_Work to complete_
Work out how many lines hold the string "relato". The answer is a single number, nothing more.

Saved entries:
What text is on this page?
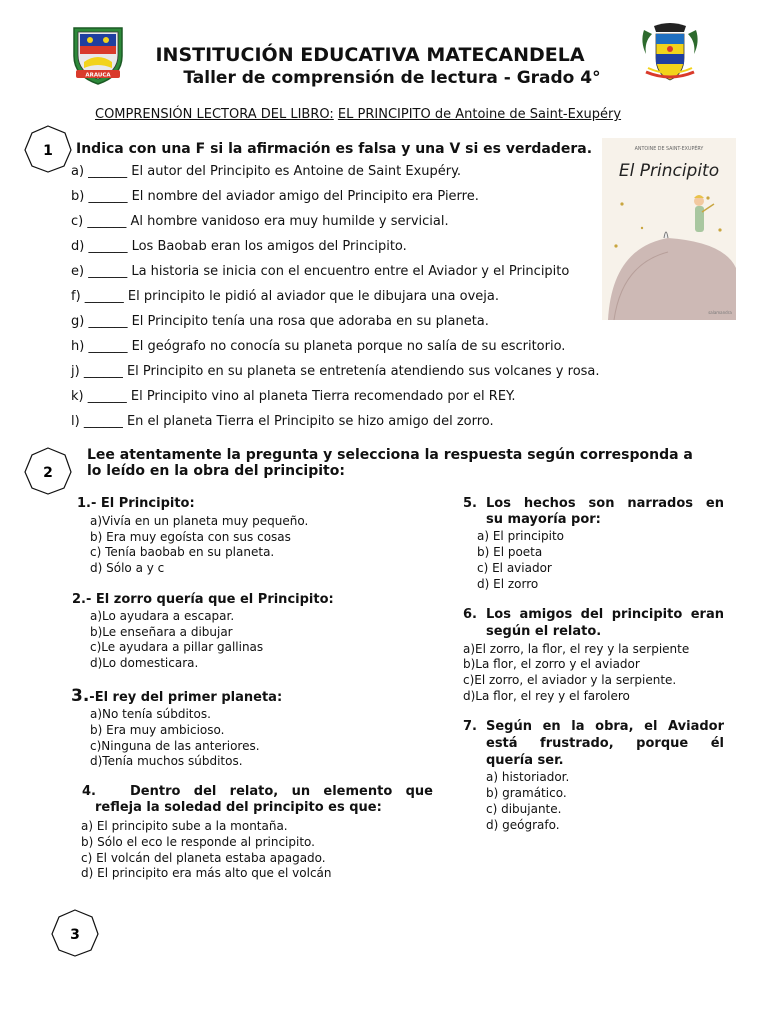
ARAUCA
INSTITUCIÓN EDUCATIVA MATECANDELA
Taller de comprensión de lectura - Grado 4°
COMPRENSIÓN LECTORA DEL LIBRO: EL PRINCIPITO de Antoine de Saint-Exupéry
1 Indica con una F si la afirmación es falsa y una V si es verdadera.
a) ______ El autor del Principito es Antoine de Saint Exupéry.
b) ______ El nombre del aviador amigo del Principito era Pierre.
c) ______ Al hombre vanidoso era muy humilde y servicial.
d) ______ Los Baobab eran los amigos del Principito.
e) ______ La historia se inicia con el encuentro entre el Aviador y el Principito
f) ______ El principito le pidió al aviador que le dibujara una oveja.
g) ______ El Principito tenía una rosa que adoraba en su planeta.
h) ______ El geógrafo no conocía su planeta porque no salía de su escritorio.
j) ______ El Principito en su planeta se entretenía atendiendo sus volcanes y rosa.
k) ______ El Principito vino al planeta Tierra recomendado por el REY.
l) ______ En el planeta Tierra el Principito se hizo amigo del zorro.
ANTOINE DE SAINT-EXUPÉRY
El Principito
salamandra
2
Lee atentamente la pregunta y selecciona la respuesta según corresponda a
lo leído en la obra del principito:
1.- El Principito:
a)Vivía en un planeta muy pequeño.
b) Era muy egoísta con sus cosas
c) Tenía baobab en su planeta.
d) Sólo a y c
2.- El zorro quería que el Principito:
a)Lo ayudara a escapar.
b)Le enseñara a dibujar
c)Le ayudara a pillar gallinas
d)Lo domesticara.
3.-El rey del primer planeta:
a)No tenía súbditos.
b) Era muy ambicioso.
c)Ninguna de las anteriores.
d)Tenía muchos súbditos.
4.	Dentro del relato, un elemento que
refleja la soledad del principito es que:
a) El principito sube a la montaña.
b) Sólo el eco le responde al principito.
c) El volcán del planeta estaba apagado.
d) El principito era más alto que el volcán
5. Los hechos son narrados en
su mayoría por:
a) El principito
b) El poeta
c) El aviador
d) El zorro
6. Los amigos del principito eran
según el relato.
a)El zorro, la flor, el rey y la serpiente
b)La flor, el zorro y el aviador
c)El zorro, el aviador y la serpiente.
d)La flor, el rey y el farolero
7. Según en la obra, el Aviador
está frustrado, porque él
quería ser.
a) historiador.
b) gramático.
c) dibujante.
d) geógrafo.
3
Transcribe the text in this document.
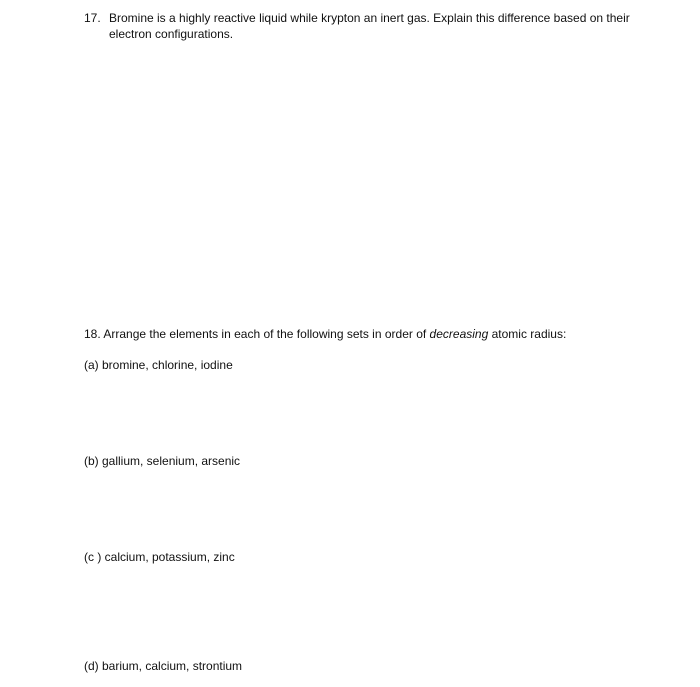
17. Bromine is a highly reactive liquid while krypton an inert gas. Explain this difference based on their electron configurations.
18. Arrange the elements in each of the following sets in order of decreasing atomic radius:
(a) bromine, chlorine, iodine
(b) gallium, selenium, arsenic
(c ) calcium, potassium, zinc
(d) barium, calcium, strontium
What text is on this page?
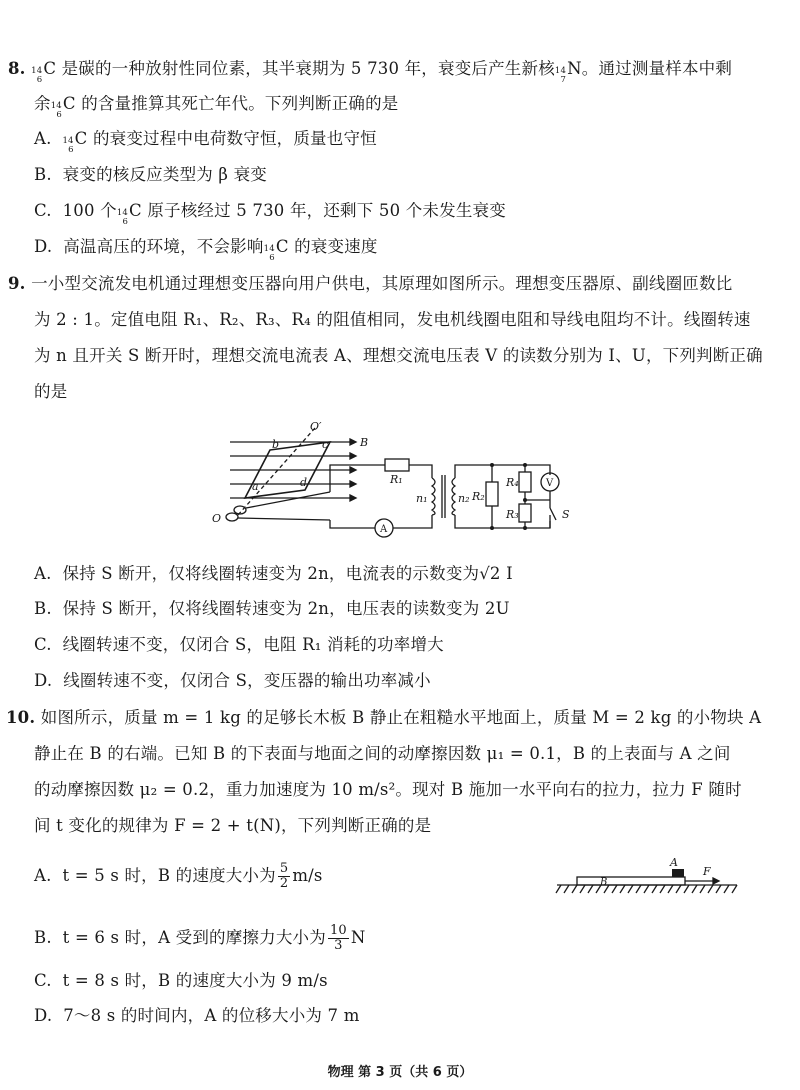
8. 14
6
C 是碳的一种放射性同位素，其半衰期为 5 730 年，衰变后产生新核 14
7
N。通过测量样本中剩
余 14
6
C 的含量推算其死亡年代。下列判断正确的是
A. 14
6
C 的衰变过程中电荷数守恒，质量也守恒
B. 衰变的核反应类型为 β 衰变
C. 100 个 14
6
C 原子核经过 5 730 年，还剩下 50 个未发生衰变
D. 高温高压的环境，不会影响 14
6
C 的衰变速度
9. 一小型交流发电机通过理想变压器向用户供电，其原理如图所示。理想变压器原、副线圈匝数比
为 2 : 1。定值电阻 R₁、R₂、R₃、R₄ 的阻值相同，发电机线圈电阻和导线电阻均不计。线圈转速
为 n 且开关 S 断开时，理想交流电流表 A、理想交流电压表 V 的读数分别为 I、U，下列判断正确
的是
O′
O
b	c	B
a	d	R₁
n₁	n₂ R₂
R₄
R₃	S
V
A
A. 保持 S 断开，仅将线圈转速变为 2n，电流表的示数变为√2 I
B. 保持 S 断开，仅将线圈转速变为 2n，电压表的读数变为 2U
C. 线圈转速不变，仅闭合 S，电阻 R₁ 消耗的功率增大
D. 线圈转速不变，仅闭合 S，变压器的输出功率减小
10. 如图所示，质量 m = 1 kg 的足够长木板 B 静止在粗糙水平地面上，质量 M = 2 kg 的小物块 A
静止在 B 的右端。已知 B 的下表面与地面之间的动摩擦因数 μ₁ = 0.1，B 的上表面与 A 之间
的动摩擦因数 μ₂ = 0.2，重力加速度为 10 m/s²。现对 B 施加一水平向右的拉力，拉力 F 随时
间 t 变化的规律为 F = 2 + t(N)，下列判断正确的是
A
B
F
A. t = 5 s 时，B 的速度大小为 $\frac{5}{2} m/s$
B. t = 6 s 时，A 受到的摩擦力大小为 $\frac{10}{3}$ N
C. t = 8 s 时，B 的速度大小为 9 m/s
D. 7～8 s 的时间内，A 的位移大小为 7 m
物理 第 3 页（共 6 页）
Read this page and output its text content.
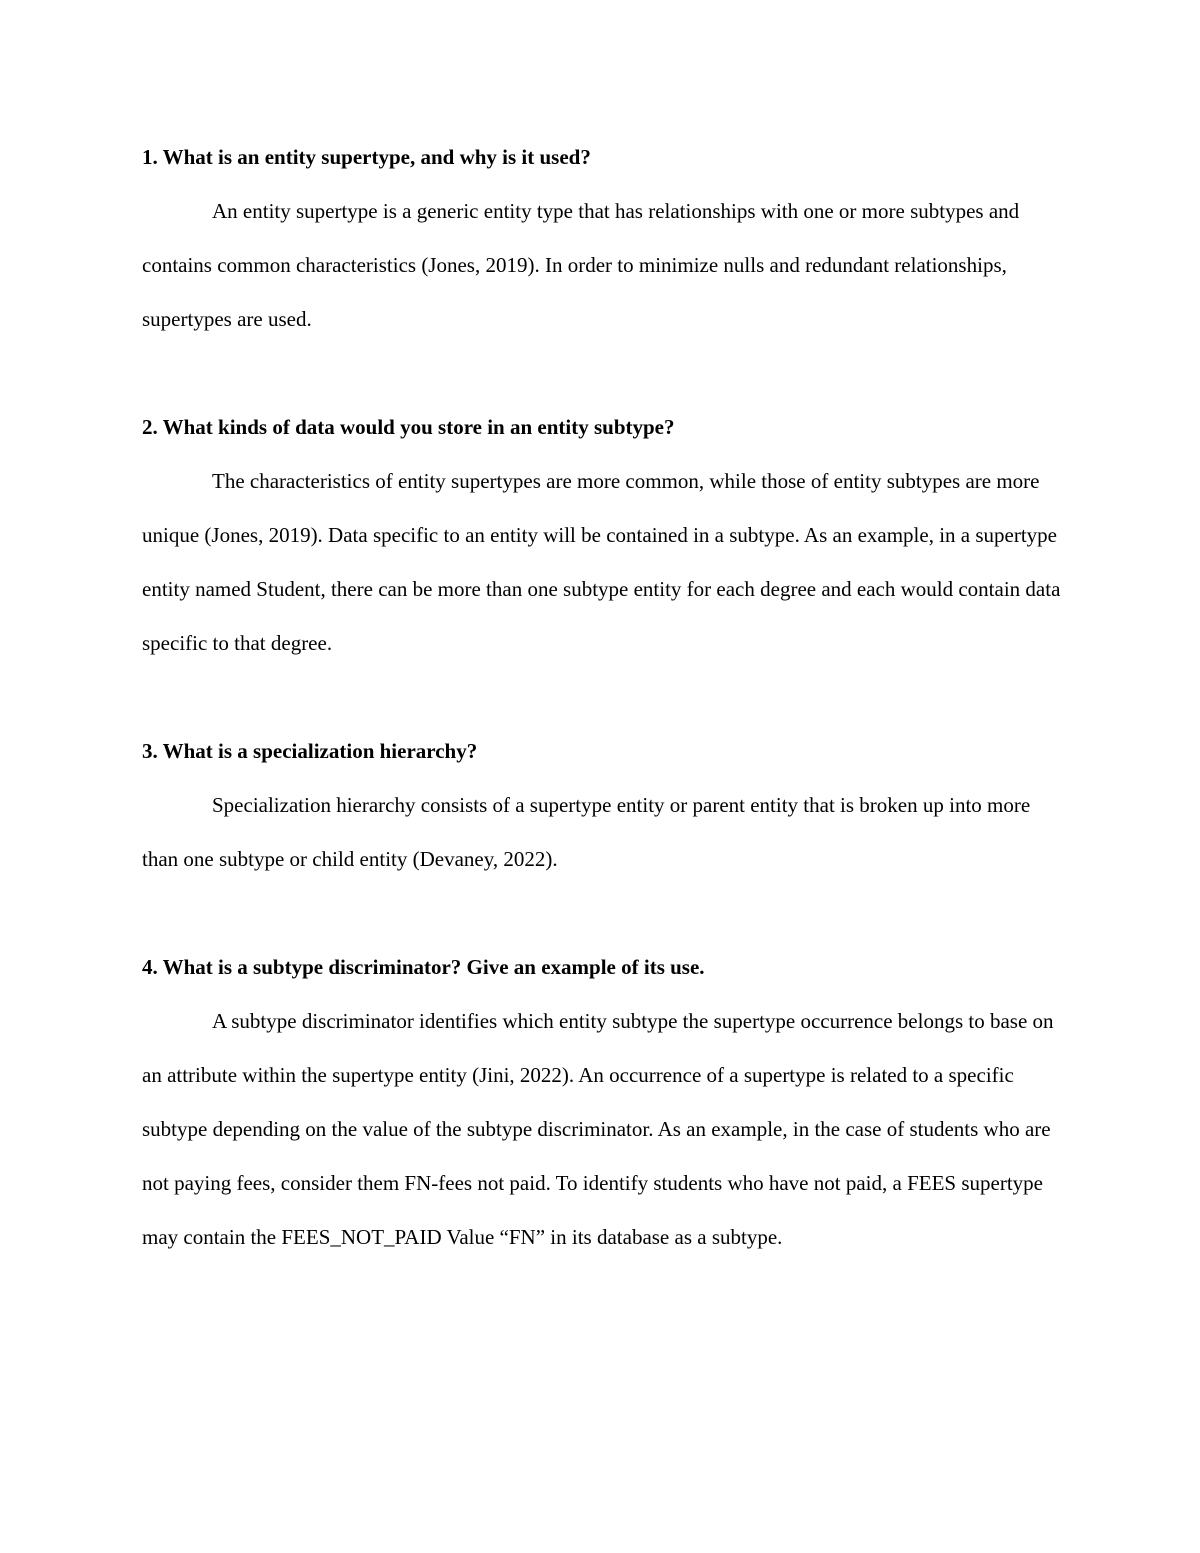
1. What is an entity supertype, and why is it used?

An entity supertype is a generic entity type that has relationships with one or more subtypes and contains common characteristics (Jones, 2019). In order to minimize nulls and redundant relationships, supertypes are used.

2. What kinds of data would you store in an entity subtype?

The characteristics of entity supertypes are more common, while those of entity subtypes are more unique (Jones, 2019). Data specific to an entity will be contained in a subtype. As an example, in a supertype entity named Student, there can be more than one subtype entity for each degree and each would contain data specific to that degree.

3. What is a specialization hierarchy?

Specialization hierarchy consists of a supertype entity or parent entity that is broken up into more than one subtype or child entity (Devaney, 2022).

4. What is a subtype discriminator? Give an example of its use.

A subtype discriminator identifies which entity subtype the supertype occurrence belongs to base on an attribute within the supertype entity (Jini, 2022). An occurrence of a supertype is related to a specific subtype depending on the value of the subtype discriminator. As an example, in the case of students who are not paying fees, consider them FN-fees not paid. To identify students who have not paid, a FEES supertype may contain the FEES_NOT_PAID Value “FN” in its database as a subtype.
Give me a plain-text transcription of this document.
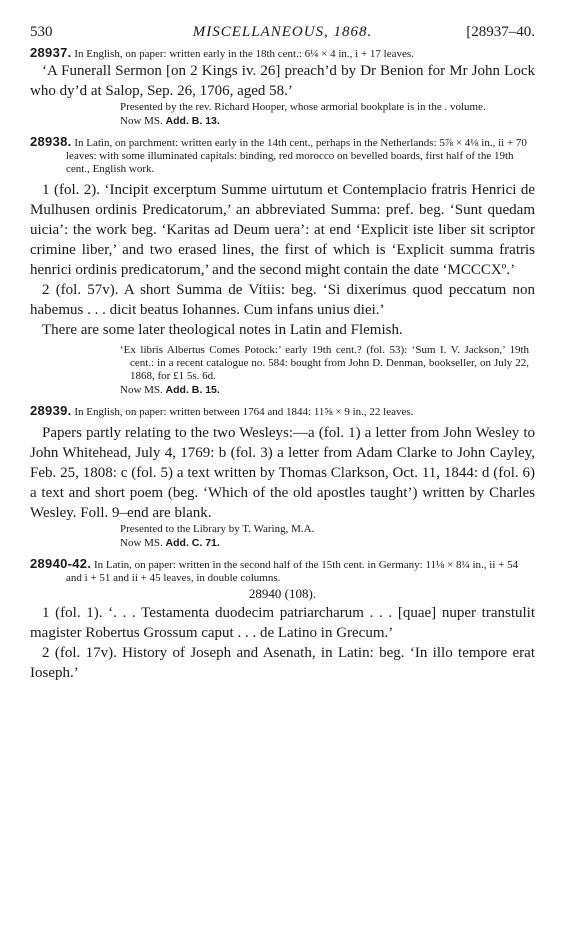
530	MISCELLANEOUS, 1868.	[28937–40.
28937. In English, on paper: written early in the 18th cent.: 6¼ × 4 in., i + 17 leaves.

‘A Funerall Sermon [on 2 Kings iv. 26] preach’d by Dr Benion for Mr John Lock who dy’d at Salop, Sep. 26, 1706, aged 58.’

Presented by the rev. Richard Hooper, whose armorial bookplate is in the . volume.
Now MS. Add. B. 13.
28938. In Latin, on parchment: written early in the 14th cent., perhaps in the Netherlands: 5⅞ × 4⅛ in., ii + 70 leaves: with some illuminated capitals: binding, red morocco on bevelled boards, first half of the 19th cent., English work.

1 (fol. 2). ‘Incipit excerptum Summe uirtutum et Contemplacio fratris Henrici de Mulhusen ordinis Predicatorum,’ an abbreviated Summa: pref. beg. ‘Sunt quedam uicia’: the work beg. ‘Karitas ad Deum uera’: at end ‘Explicit iste liber sit scriptor crimine liber,’ and two erased lines, the first of which is ‘Explicit summa fratris henrici ordinis predicatorum,’ and the second might contain the date ‘MCCCXº.’

2 (fol. 57v). A short Summa de Vitiis: beg. ‘Si dixerimus quod peccatum non habemus . . . dicit beatus Iohannes. Cum infans unius diei.’

There are some later theological notes in Latin and Flemish.

‘Ex libris Albertus Comes Potock:’ early 19th cent.? (fol. 53): ‘Sum I. V. Jackson,’ 19th cent.: in a recent catalogue no. 584: bought from John D. Denman, bookseller, on July 22, 1868, for £1 5s. 6d.
Now MS. Add. B. 15.
28939. In English, on paper: written between 1764 and 1844: 11⅝ × 9 in., 22 leaves.

Papers partly relating to the two Wesleys:—a (fol. 1) a letter from John Wesley to John Whitehead, July 4, 1769: b (fol. 3) a letter from Adam Clarke to John Cayley, Feb. 25, 1808: c (fol. 5) a text written by Thomas Clarkson, Oct. 11, 1844: d (fol. 6) a text and short poem (beg. ‘Which of the old apostles taught’) written by Charles Wesley. Foll. 9–end are blank.

Presented to the Library by T. Waring, M.A.
Now MS. Add. C. 71.
28940-42. In Latin, on paper: written in the second half of the 15th cent. in Germany: 11⅛ × 8¼ in., ii + 54 and i + 51 and ii + 45 leaves, in double columns.
28940 (108).

1 (fol. 1). ‘. . . Testamenta duodecim patriarcharum . . . [quae] nuper transtulit magister Robertus Grossum caput . . . de Latino in Grecum.’

2 (fol. 17v). History of Joseph and Asenath, in Latin: beg. ‘In illo tempore erat Ioseph.’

_Answer below_
2